Task directions>
Copy out all of the material exactly.

Supplied data>
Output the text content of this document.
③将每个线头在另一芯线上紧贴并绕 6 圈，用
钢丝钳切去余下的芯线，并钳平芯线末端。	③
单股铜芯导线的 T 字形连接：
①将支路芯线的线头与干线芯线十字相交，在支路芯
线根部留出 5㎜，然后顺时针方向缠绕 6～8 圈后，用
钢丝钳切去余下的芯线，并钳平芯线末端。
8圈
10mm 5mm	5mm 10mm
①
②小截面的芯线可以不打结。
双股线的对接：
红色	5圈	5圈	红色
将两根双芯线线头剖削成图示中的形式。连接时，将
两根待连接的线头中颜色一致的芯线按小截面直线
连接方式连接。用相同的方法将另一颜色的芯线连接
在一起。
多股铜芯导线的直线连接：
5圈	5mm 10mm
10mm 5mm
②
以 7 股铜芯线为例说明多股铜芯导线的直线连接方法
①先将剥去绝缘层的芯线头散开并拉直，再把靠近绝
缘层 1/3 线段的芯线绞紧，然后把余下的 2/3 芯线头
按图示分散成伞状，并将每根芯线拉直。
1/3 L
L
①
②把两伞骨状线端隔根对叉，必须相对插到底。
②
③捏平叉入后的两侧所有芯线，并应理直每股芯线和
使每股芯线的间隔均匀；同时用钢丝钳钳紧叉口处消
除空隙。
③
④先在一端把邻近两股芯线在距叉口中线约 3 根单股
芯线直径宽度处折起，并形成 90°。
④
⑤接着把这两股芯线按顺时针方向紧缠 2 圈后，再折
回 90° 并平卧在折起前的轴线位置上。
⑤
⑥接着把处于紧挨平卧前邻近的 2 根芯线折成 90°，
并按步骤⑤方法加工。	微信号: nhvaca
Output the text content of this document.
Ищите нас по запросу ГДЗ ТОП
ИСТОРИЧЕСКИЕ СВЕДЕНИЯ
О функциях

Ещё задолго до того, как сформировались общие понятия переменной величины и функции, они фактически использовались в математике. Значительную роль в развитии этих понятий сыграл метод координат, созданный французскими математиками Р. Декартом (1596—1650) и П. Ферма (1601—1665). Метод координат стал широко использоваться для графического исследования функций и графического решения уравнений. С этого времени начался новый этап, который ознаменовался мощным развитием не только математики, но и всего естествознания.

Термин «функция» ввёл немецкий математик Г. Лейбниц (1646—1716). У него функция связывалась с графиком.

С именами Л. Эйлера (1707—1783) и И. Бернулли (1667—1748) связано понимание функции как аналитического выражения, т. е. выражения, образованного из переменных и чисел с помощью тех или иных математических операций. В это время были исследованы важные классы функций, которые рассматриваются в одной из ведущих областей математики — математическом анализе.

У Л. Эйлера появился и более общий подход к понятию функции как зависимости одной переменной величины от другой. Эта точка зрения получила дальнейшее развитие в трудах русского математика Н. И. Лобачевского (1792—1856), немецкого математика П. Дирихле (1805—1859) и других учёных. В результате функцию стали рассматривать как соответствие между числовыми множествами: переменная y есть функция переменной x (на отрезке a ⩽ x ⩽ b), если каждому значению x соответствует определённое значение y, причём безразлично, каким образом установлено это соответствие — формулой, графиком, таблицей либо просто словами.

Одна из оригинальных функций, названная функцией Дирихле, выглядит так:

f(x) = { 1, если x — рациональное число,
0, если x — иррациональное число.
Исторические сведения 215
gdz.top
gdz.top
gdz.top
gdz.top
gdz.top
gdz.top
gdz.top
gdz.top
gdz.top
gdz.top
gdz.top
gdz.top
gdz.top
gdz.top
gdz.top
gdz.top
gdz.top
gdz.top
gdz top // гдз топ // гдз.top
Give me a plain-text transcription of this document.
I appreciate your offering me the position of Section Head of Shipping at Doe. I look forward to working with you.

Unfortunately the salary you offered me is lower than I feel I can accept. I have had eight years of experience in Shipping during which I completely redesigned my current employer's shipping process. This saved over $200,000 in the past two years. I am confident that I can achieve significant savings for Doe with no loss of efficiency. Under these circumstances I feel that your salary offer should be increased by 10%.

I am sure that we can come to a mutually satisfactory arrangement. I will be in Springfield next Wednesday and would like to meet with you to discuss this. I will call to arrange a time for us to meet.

Exercise result>
Output the text content of this document.
③将每个线头在另一芯线上紧贴并绕 6 圈，用
钢丝钳切去余下的芯线，并钳平芯线末端。	③
单股铜芯导线的 T 字形连接：
①将支路芯线的线头与干线芯线十字相交，在支路芯
线根部留出 5㎜，然后顺时针方向缠绕 6～8 圈后，用
钢丝钳切去余下的芯线，并钳平芯线末端。
8圈
10mm 5mm	5mm 10mm
①
②小截面的芯线可以不打结。
双股线的对接：
红色	5圈	5圈	红色
将两根双芯线线头剖削成图示中的形式。连接时，将
两根待连接的线头中颜色一致的芯线按小截面直线
连接方式连接。用相同的方法将另一颜色的芯线连接
在一起。
多股铜芯导线的直线连接：
5圈	5mm 10mm
10mm 5mm
②
以 7 股铜芯线为例说明多股铜芯导线的直线连接方法
①先将剥去绝缘层的芯线头散开并拉直，再把靠近绝
缘层 1/3 线段的芯线绞紧，然后把余下的 2/3 芯线头
按图示分散成伞状，并将每根芯线拉直。
1/3 L
L
①
②把两伞骨状线端隔根对叉，必须相对插到底。
②
③捏平叉入后的两侧所有芯线，并应理直每股芯线和
使每股芯线的间隔均匀；同时用钢丝钳钳紧叉口处消
除空隙。
③
④先在一端把邻近两股芯线在距叉口中线约 3 根单股
芯线直径宽度处折起，并形成 90°。
④
⑤接着把这两股芯线按顺时针方向紧缠 2 圈后，再折
回 90° 并平卧在折起前的轴线位置上。
⑤
⑥接着把处于紧挨平卧前邻近的 2 根芯线折成 90°，
并按步骤⑤方法加工。	微信号: nhvaca
Output the text content of this document.
Ищите нас по запросу ГДЗ ТОП
ИСТОРИЧЕСКИЕ СВЕДЕНИЯ
О функциях

Ещё задолго до того, как сформировались общие понятия переменной величины и функции, они фактически использовались в математике. Значительную роль в развитии этих понятий сыграл метод координат, созданный французскими математиками Р. Декартом (1596—1650) и П. Ферма (1601—1665). Метод координат стал широко использоваться для графического исследования функций и графического решения уравнений. С этого времени начался новый этап, который ознаменовался мощным развитием не только математики, но и всего естествознания.

Термин «функция» ввёл немецкий математик Г. Лейбниц (1646—1716). У него функция связывалась с графиком.

С именами Л. Эйлера (1707—1783) и И. Бернулли (1667—1748) связано понимание функции как аналитического выражения, т. е. выражения, образованного из переменных и чисел с помощью тех или иных математических операций. В это время были исследованы важные классы функций, которые рассматриваются в одной из ведущих областей математики — математическом анализе.

У Л. Эйлера появился и более общий подход к понятию функции как зависимости одной переменной величины от другой. Эта точка зрения получила дальнейшее развитие в трудах русского математика Н. И. Лобачевского (1792—1856), немецкого математика П. Дирихле (1805—1859) и других учёных. В результате функцию стали рассматривать как соответствие между числовыми множествами: переменная y есть функция переменной x (на отрезке a ⩽ x ⩽ b), если каждому значению x соответствует определённое значение y, причём безразлично, каким образом установлено это соответствие — формулой, графиком, таблицей либо просто словами.

Одна из оригинальных функций, названная функцией Дирихле, выглядит так:

f(x) = { 1, если x — рациональное число,
0, если x — иррациональное число.
Исторические сведения 215
gdz.top
gdz.top
gdz.top
gdz.top
gdz.top
gdz.top
gdz.top
gdz.top
gdz.top
gdz.top
gdz.top
gdz.top
gdz.top
gdz.top
gdz.top
gdz.top
gdz.top
gdz.top
gdz top // гдз топ // гдз.top
Give me a plain-text transcription of this document.
I appreciate your offering me the position of Section Head of Shipping at Doe. I look forward to working with you.

Unfortunately the salary you offered me is lower than I feel I can accept. I have had eight years of experience in Shipping during which I completely redesigned my current employer's shipping process. This saved over $200,000 in the past two years. I am confident that I can achieve significant savings for Doe with no loss of efficiency. Under these circumstances I feel that your salary offer should be increased by 10%.

I am sure that we can come to a mutually satisfactory arrangement. I will be in Springfield next Wednesday and would like to meet with you to discuss this. I will call to arrange a time for us to meet.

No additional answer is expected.